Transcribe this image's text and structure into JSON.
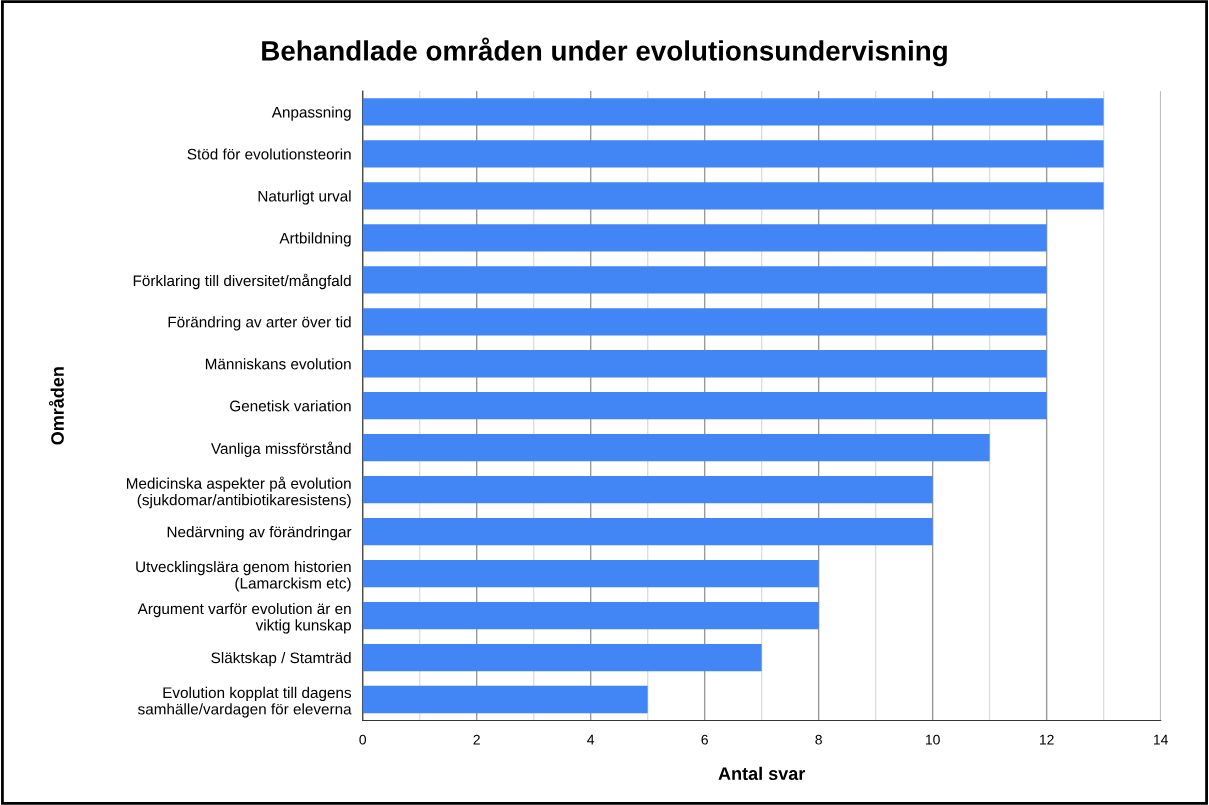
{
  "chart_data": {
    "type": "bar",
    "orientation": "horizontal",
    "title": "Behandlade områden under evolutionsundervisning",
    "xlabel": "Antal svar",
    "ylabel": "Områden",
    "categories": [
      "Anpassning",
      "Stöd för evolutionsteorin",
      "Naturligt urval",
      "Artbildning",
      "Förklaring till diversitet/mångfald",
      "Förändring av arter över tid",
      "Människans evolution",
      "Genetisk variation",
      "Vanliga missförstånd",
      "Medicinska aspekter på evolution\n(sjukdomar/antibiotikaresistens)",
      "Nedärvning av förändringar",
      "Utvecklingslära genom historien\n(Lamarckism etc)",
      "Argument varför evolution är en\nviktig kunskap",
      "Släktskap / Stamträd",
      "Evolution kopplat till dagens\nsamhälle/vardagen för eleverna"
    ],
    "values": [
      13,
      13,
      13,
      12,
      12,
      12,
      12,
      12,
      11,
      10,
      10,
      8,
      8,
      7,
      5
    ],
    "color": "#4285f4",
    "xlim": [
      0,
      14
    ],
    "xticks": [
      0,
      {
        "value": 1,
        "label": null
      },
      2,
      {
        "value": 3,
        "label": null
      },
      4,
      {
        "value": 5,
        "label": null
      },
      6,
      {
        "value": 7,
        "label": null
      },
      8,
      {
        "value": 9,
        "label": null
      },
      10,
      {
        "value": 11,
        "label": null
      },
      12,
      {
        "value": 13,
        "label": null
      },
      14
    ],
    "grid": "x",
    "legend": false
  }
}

Task description
Would you please write out the entries in full, exactly as they read, but without pictures?

Solution to this exercise
Transcribe this image's text and structure into JSON.
{
  "chart_data": {
    "type": "bar",
    "orientation": "horizontal",
    "title": "Behandlade områden under evolutionsundervisning",
    "xlabel": "Antal svar",
    "ylabel": "Områden",
    "categories": [
      "Anpassning",
      "Stöd för evolutionsteorin",
      "Naturligt urval",
      "Artbildning",
      "Förklaring till diversitet/mångfald",
      "Förändring av arter över tid",
      "Människans evolution",
      "Genetisk variation",
      "Vanliga missförstånd",
      "Medicinska aspekter på evolution\n(sjukdomar/antibiotikaresistens)",
      "Nedärvning av förändringar",
      "Utvecklingslära genom historien\n(Lamarckism etc)",
      "Argument varför evolution är en\nviktig kunskap",
      "Släktskap / Stamträd",
      "Evolution kopplat till dagens\nsamhälle/vardagen för eleverna"
    ],
    "values": [
      13,
      13,
      13,
      12,
      12,
      12,
      12,
      12,
      11,
      10,
      10,
      8,
      8,
      7,
      5
    ],
    "color": "#4285f4",
    "xlim": [
      0,
      14
    ],
    "xticks": [
      0,
      {
        "value": 1,
        "label": null
      },
      2,
      {
        "value": 3,
        "label": null
      },
      4,
      {
        "value": 5,
        "label": null
      },
      6,
      {
        "value": 7,
        "label": null
      },
      8,
      {
        "value": 9,
        "label": null
      },
      10,
      {
        "value": 11,
        "label": null
      },
      12,
      {
        "value": 13,
        "label": null
      },
      14
    ],
    "grid": "x",
    "legend": false
  }
}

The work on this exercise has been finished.